**What the exercise asks**
Type out the complete listing below word for word, without its pictures.

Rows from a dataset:
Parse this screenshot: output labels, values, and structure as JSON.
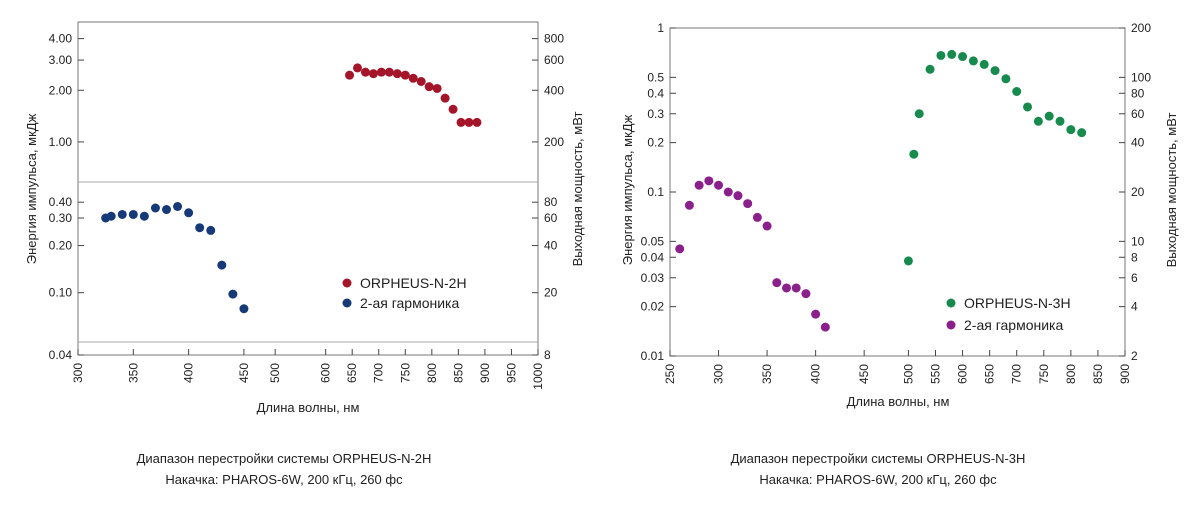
{
  "chart_data": [
    {
      "type": "scatter",
      "title": "",
      "caption": [
        "Диапазон перестройки системы ORPHEUS-N-2H",
        "Накачка: PHAROS-6W, 200 кГц, 260 фс"
      ],
      "xlabel": "Длина волны, нм",
      "ylabel": "Энергия импульса, мкДж",
      "y2label": "Выходная мощность, мВт",
      "y_scale": "log",
      "ylim": [
        0.04,
        5
      ],
      "y_ticks": [
        "0.04",
        "0.10",
        "0.20",
        "0.30",
        "0.40",
        "1.00",
        "2.00",
        "3.00",
        "4.00"
      ],
      "y2_ticks": [
        "8",
        "20",
        "40",
        "60",
        "80",
        "200",
        "400",
        "600",
        "800"
      ],
      "x_left_ticks": [
        "300",
        "350",
        "400",
        "450",
        "500"
      ],
      "x_right_ticks": [
        "600",
        "650",
        "700",
        "750",
        "800",
        "850",
        "900",
        "950",
        "1000"
      ],
      "legend_position": "bottom-right",
      "series": [
        {
          "name": "ORPHEUS-N-2H",
          "color": "#a5152a",
          "x": [
            645,
            660,
            675,
            690,
            705,
            720,
            735,
            750,
            765,
            780,
            795,
            810,
            825,
            840,
            855,
            870,
            885
          ],
          "y": [
            2.45,
            2.7,
            2.55,
            2.5,
            2.55,
            2.55,
            2.5,
            2.45,
            2.35,
            2.25,
            2.1,
            2.05,
            1.8,
            1.55,
            1.3,
            1.3,
            1.3
          ]
        },
        {
          "name": "2-ая гармоника",
          "color": "#163a78",
          "x": [
            325,
            330,
            340,
            350,
            360,
            370,
            380,
            390,
            400,
            410,
            420,
            430,
            440,
            450
          ],
          "y": [
            0.3,
            0.31,
            0.32,
            0.32,
            0.31,
            0.36,
            0.35,
            0.37,
            0.33,
            0.26,
            0.25,
            0.15,
            0.098,
            0.079
          ]
        }
      ]
    },
    {
      "type": "scatter",
      "title": "",
      "caption": [
        "Диапазон перестройки системы ORPHEUS-N-3H",
        "Накачка: PHAROS-6W, 200 кГц, 260 фс"
      ],
      "xlabel": "Длина волны, нм",
      "ylabel": "Энергия импульса, мкДж",
      "y2label": "Выходная мощность, мВт",
      "y_scale": "log",
      "ylim": [
        0.01,
        1
      ],
      "y_ticks": [
        "0.01",
        "0.02",
        "0.03",
        "0.04",
        "0.05",
        "0.1",
        "0.2",
        "0.3",
        "0.4",
        "0.5",
        "1"
      ],
      "y2_ticks": [
        "2",
        "4",
        "6",
        "8",
        "10",
        "20",
        "40",
        "60",
        "80",
        "100",
        "200"
      ],
      "x_left_ticks": [
        "250",
        "300",
        "350",
        "400",
        "450",
        "500"
      ],
      "x_right_ticks": [
        "550",
        "600",
        "650",
        "700",
        "750",
        "800",
        "850",
        "900"
      ],
      "legend_position": "bottom-right",
      "series": [
        {
          "name": "ORPHEUS-N-3H",
          "color": "#178a4e",
          "x": [
            500,
            510,
            520,
            540,
            560,
            580,
            600,
            620,
            640,
            660,
            680,
            700,
            720,
            740,
            760,
            780,
            800,
            820
          ],
          "y": [
            0.038,
            0.17,
            0.3,
            0.56,
            0.68,
            0.69,
            0.67,
            0.63,
            0.6,
            0.55,
            0.49,
            0.41,
            0.33,
            0.27,
            0.29,
            0.27,
            0.24,
            0.23
          ]
        },
        {
          "name": "2-ая гармоника",
          "color": "#8b1f8c",
          "x": [
            260,
            270,
            280,
            290,
            300,
            310,
            320,
            330,
            340,
            350,
            360,
            370,
            380,
            390,
            400,
            410
          ],
          "y": [
            0.045,
            0.083,
            0.11,
            0.117,
            0.11,
            0.1,
            0.095,
            0.085,
            0.07,
            0.062,
            0.028,
            0.026,
            0.026,
            0.024,
            0.018,
            0.015
          ]
        }
      ]
    }
  ]
}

**Response to the exercise**
Parse this screenshot: output labels, values, and structure as JSON.
{
  "chart_data": [
    {
      "type": "scatter",
      "title": "",
      "caption": [
        "Диапазон перестройки системы ORPHEUS-N-2H",
        "Накачка: PHAROS-6W, 200 кГц, 260 фс"
      ],
      "xlabel": "Длина волны, нм",
      "ylabel": "Энергия импульса, мкДж",
      "y2label": "Выходная мощность, мВт",
      "y_scale": "log",
      "ylim": [
        0.04,
        5
      ],
      "y_ticks": [
        "0.04",
        "0.10",
        "0.20",
        "0.30",
        "0.40",
        "1.00",
        "2.00",
        "3.00",
        "4.00"
      ],
      "y2_ticks": [
        "8",
        "20",
        "40",
        "60",
        "80",
        "200",
        "400",
        "600",
        "800"
      ],
      "x_left_ticks": [
        "300",
        "350",
        "400",
        "450",
        "500"
      ],
      "x_right_ticks": [
        "600",
        "650",
        "700",
        "750",
        "800",
        "850",
        "900",
        "950",
        "1000"
      ],
      "legend_position": "bottom-right",
      "series": [
        {
          "name": "ORPHEUS-N-2H",
          "color": "#a5152a",
          "x": [
            645,
            660,
            675,
            690,
            705,
            720,
            735,
            750,
            765,
            780,
            795,
            810,
            825,
            840,
            855,
            870,
            885
          ],
          "y": [
            2.45,
            2.7,
            2.55,
            2.5,
            2.55,
            2.55,
            2.5,
            2.45,
            2.35,
            2.25,
            2.1,
            2.05,
            1.8,
            1.55,
            1.3,
            1.3,
            1.3
          ]
        },
        {
          "name": "2-ая гармоника",
          "color": "#163a78",
          "x": [
            325,
            330,
            340,
            350,
            360,
            370,
            380,
            390,
            400,
            410,
            420,
            430,
            440,
            450
          ],
          "y": [
            0.3,
            0.31,
            0.32,
            0.32,
            0.31,
            0.36,
            0.35,
            0.37,
            0.33,
            0.26,
            0.25,
            0.15,
            0.098,
            0.079
          ]
        }
      ]
    },
    {
      "type": "scatter",
      "title": "",
      "caption": [
        "Диапазон перестройки системы ORPHEUS-N-3H",
        "Накачка: PHAROS-6W, 200 кГц, 260 фс"
      ],
      "xlabel": "Длина волны, нм",
      "ylabel": "Энергия импульса, мкДж",
      "y2label": "Выходная мощность, мВт",
      "y_scale": "log",
      "ylim": [
        0.01,
        1
      ],
      "y_ticks": [
        "0.01",
        "0.02",
        "0.03",
        "0.04",
        "0.05",
        "0.1",
        "0.2",
        "0.3",
        "0.4",
        "0.5",
        "1"
      ],
      "y2_ticks": [
        "2",
        "4",
        "6",
        "8",
        "10",
        "20",
        "40",
        "60",
        "80",
        "100",
        "200"
      ],
      "x_left_ticks": [
        "250",
        "300",
        "350",
        "400",
        "450",
        "500"
      ],
      "x_right_ticks": [
        "550",
        "600",
        "650",
        "700",
        "750",
        "800",
        "850",
        "900"
      ],
      "legend_position": "bottom-right",
      "series": [
        {
          "name": "ORPHEUS-N-3H",
          "color": "#178a4e",
          "x": [
            500,
            510,
            520,
            540,
            560,
            580,
            600,
            620,
            640,
            660,
            680,
            700,
            720,
            740,
            760,
            780,
            800,
            820
          ],
          "y": [
            0.038,
            0.17,
            0.3,
            0.56,
            0.68,
            0.69,
            0.67,
            0.63,
            0.6,
            0.55,
            0.49,
            0.41,
            0.33,
            0.27,
            0.29,
            0.27,
            0.24,
            0.23
          ]
        },
        {
          "name": "2-ая гармоника",
          "color": "#8b1f8c",
          "x": [
            260,
            270,
            280,
            290,
            300,
            310,
            320,
            330,
            340,
            350,
            360,
            370,
            380,
            390,
            400,
            410
          ],
          "y": [
            0.045,
            0.083,
            0.11,
            0.117,
            0.11,
            0.1,
            0.095,
            0.085,
            0.07,
            0.062,
            0.028,
            0.026,
            0.026,
            0.024,
            0.018,
            0.015
          ]
        }
      ]
    }
  ]
}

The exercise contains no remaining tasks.